> _Exercise task_:
Return each of the rows below word for word, keeping every line as it stands but leaving out the pictures.

> _Dataset content_:
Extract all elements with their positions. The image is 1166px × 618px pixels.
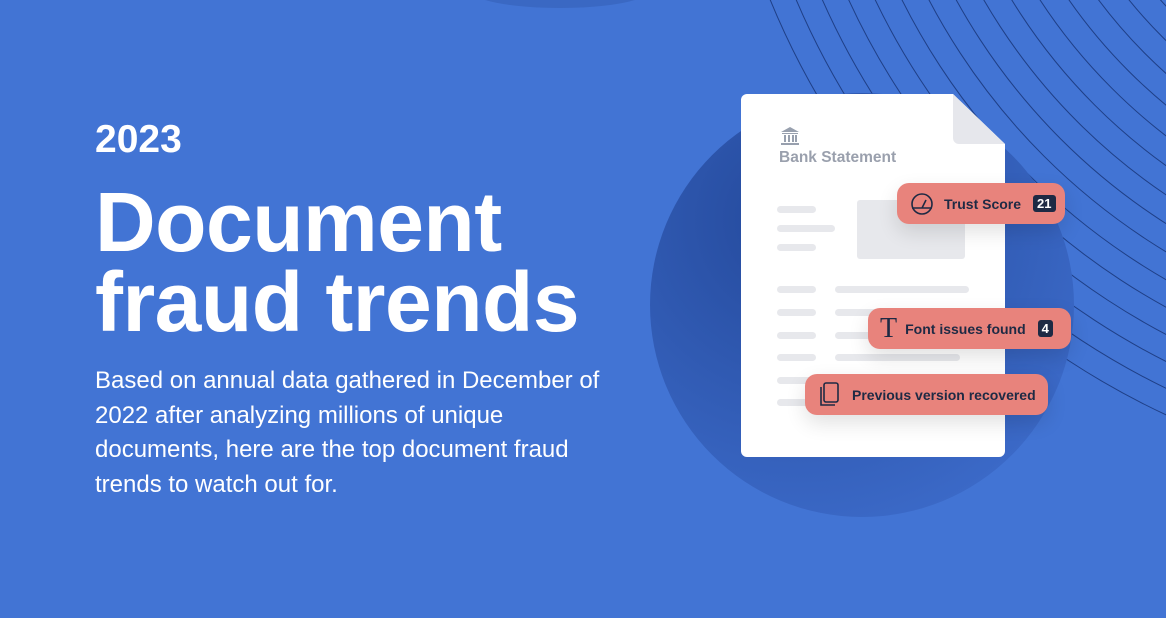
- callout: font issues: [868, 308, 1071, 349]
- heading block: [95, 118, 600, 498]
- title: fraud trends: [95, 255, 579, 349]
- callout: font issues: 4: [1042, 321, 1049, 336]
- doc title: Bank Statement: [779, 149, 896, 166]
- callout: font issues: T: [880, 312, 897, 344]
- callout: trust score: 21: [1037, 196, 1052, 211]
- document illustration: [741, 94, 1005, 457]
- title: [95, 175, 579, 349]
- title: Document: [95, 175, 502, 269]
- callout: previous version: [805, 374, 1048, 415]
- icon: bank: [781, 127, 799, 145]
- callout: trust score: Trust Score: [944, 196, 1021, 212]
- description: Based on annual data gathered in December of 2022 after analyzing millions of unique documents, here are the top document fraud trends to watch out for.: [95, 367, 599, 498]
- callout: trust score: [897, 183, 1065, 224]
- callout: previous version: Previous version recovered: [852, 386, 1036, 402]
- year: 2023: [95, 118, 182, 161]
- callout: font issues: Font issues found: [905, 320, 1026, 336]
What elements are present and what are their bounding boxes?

> _Output for this task_:
Extract all elements with their positions. The image is 1166px × 618px pixels.
- callout: font issues: [868, 308, 1071, 349]
- heading block: [95, 118, 600, 498]
- title: fraud trends: [95, 255, 579, 349]
- callout: font issues: 4: [1042, 321, 1049, 336]
- doc title: Bank Statement: [779, 149, 896, 166]
- callout: font issues: T: [880, 312, 897, 344]
- callout: trust score: 21: [1037, 196, 1052, 211]
- document illustration: [741, 94, 1005, 457]
- title: [95, 175, 579, 349]
- title: Document: [95, 175, 502, 269]
- callout: previous version: [805, 374, 1048, 415]
- icon: bank: [781, 127, 799, 145]
- callout: trust score: Trust Score: [944, 196, 1021, 212]
- description: Based on annual data gathered in December of 2022 after analyzing millions of unique documents, here are the top document fraud trends to watch out for.: [95, 367, 599, 498]
- callout: trust score: [897, 183, 1065, 224]
- callout: previous version: Previous version recovered: [852, 386, 1036, 402]
- year: 2023: [95, 118, 182, 161]
- callout: font issues: Font issues found: [905, 320, 1026, 336]
What elements are present and what are their bounding boxes?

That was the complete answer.